▸ EXERCISE DETAILS
Write out every entry, unchanged. Skip any picture.

※

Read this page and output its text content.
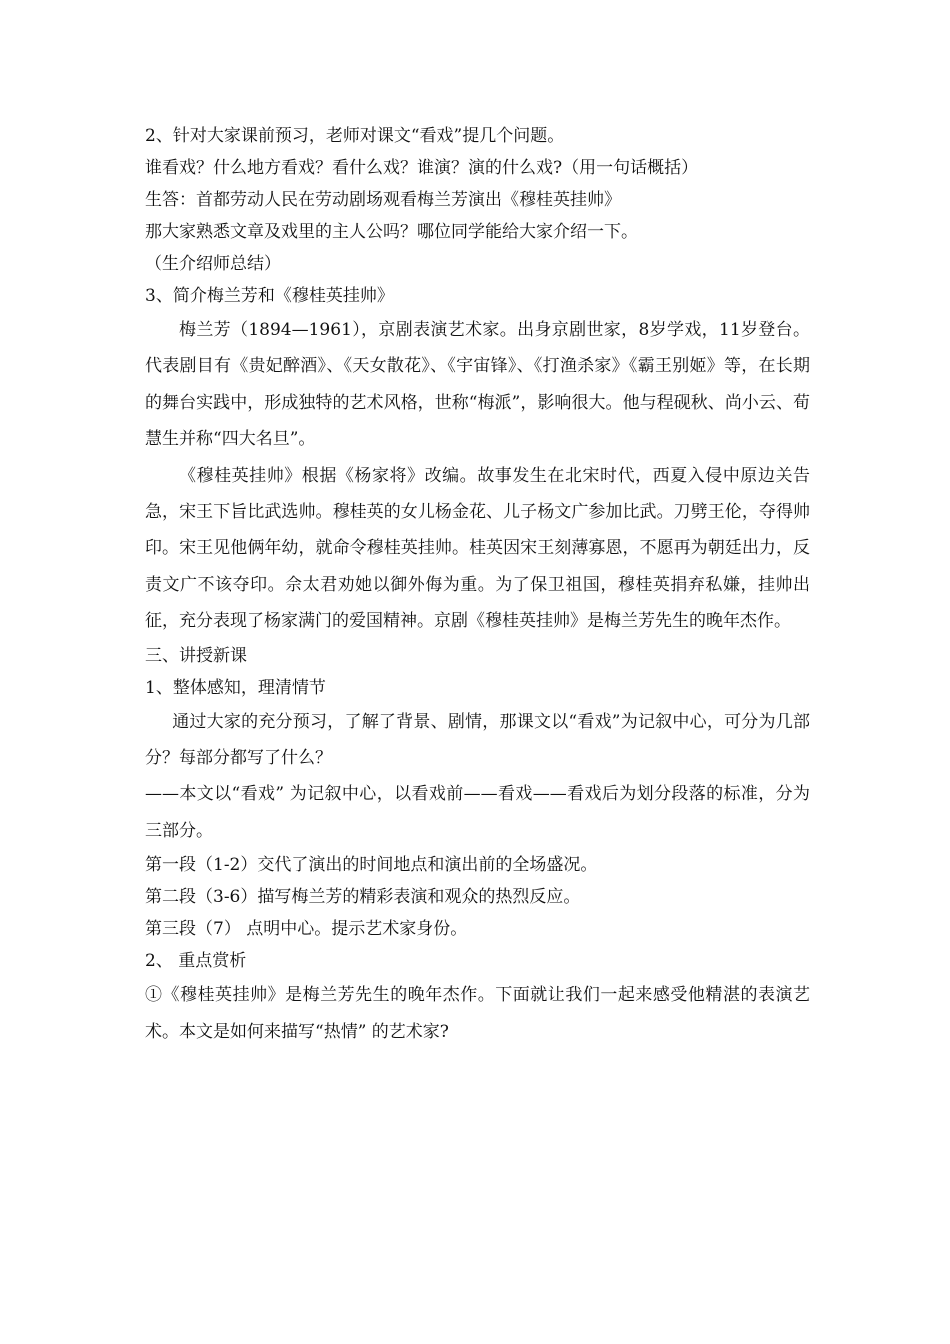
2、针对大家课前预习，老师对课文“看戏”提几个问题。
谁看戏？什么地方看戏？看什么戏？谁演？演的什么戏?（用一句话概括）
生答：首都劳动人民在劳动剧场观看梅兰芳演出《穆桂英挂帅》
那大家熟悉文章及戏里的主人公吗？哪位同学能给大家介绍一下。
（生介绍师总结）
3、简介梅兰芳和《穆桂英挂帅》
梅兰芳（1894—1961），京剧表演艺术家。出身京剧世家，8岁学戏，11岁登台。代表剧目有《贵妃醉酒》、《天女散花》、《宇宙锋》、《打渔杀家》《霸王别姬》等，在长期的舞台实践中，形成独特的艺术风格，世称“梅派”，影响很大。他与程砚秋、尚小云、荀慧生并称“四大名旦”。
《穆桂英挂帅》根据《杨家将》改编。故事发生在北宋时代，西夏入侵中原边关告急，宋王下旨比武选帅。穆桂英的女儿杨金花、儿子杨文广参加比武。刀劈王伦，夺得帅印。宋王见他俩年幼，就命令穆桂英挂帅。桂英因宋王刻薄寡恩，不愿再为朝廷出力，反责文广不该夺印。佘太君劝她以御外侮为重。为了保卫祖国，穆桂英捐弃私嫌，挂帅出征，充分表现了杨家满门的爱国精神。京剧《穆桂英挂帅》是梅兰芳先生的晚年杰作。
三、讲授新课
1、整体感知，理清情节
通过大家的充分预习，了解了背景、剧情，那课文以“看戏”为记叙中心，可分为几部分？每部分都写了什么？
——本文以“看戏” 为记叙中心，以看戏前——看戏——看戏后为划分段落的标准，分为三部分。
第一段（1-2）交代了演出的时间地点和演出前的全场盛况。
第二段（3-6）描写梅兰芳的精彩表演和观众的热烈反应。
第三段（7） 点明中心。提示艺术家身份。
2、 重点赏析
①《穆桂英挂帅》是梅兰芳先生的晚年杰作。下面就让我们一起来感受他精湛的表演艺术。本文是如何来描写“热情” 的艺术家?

※

▸ RESPONSE
Read this page and output its text content.
2、针对大家课前预习，老师对课文“看戏”提几个问题。
谁看戏？什么地方看戏？看什么戏？谁演？演的什么戏?（用一句话概括）
生答：首都劳动人民在劳动剧场观看梅兰芳演出《穆桂英挂帅》
那大家熟悉文章及戏里的主人公吗？哪位同学能给大家介绍一下。
（生介绍师总结）
3、简介梅兰芳和《穆桂英挂帅》
梅兰芳（1894—1961），京剧表演艺术家。出身京剧世家，8岁学戏，11岁登台。代表剧目有《贵妃醉酒》、《天女散花》、《宇宙锋》、《打渔杀家》《霸王别姬》等，在长期的舞台实践中，形成独特的艺术风格，世称“梅派”，影响很大。他与程砚秋、尚小云、荀慧生并称“四大名旦”。
《穆桂英挂帅》根据《杨家将》改编。故事发生在北宋时代，西夏入侵中原边关告急，宋王下旨比武选帅。穆桂英的女儿杨金花、儿子杨文广参加比武。刀劈王伦，夺得帅印。宋王见他俩年幼，就命令穆桂英挂帅。桂英因宋王刻薄寡恩，不愿再为朝廷出力，反责文广不该夺印。佘太君劝她以御外侮为重。为了保卫祖国，穆桂英捐弃私嫌，挂帅出征，充分表现了杨家满门的爱国精神。京剧《穆桂英挂帅》是梅兰芳先生的晚年杰作。
三、讲授新课
1、整体感知，理清情节
通过大家的充分预习，了解了背景、剧情，那课文以“看戏”为记叙中心，可分为几部分？每部分都写了什么？
——本文以“看戏” 为记叙中心，以看戏前——看戏——看戏后为划分段落的标准，分为三部分。
第一段（1-2）交代了演出的时间地点和演出前的全场盛况。
第二段（3-6）描写梅兰芳的精彩表演和观众的热烈反应。
第三段（7） 点明中心。提示艺术家身份。
2、 重点赏析
①《穆桂英挂帅》是梅兰芳先生的晚年杰作。下面就让我们一起来感受他精湛的表演艺术。本文是如何来描写“热情” 的艺术家?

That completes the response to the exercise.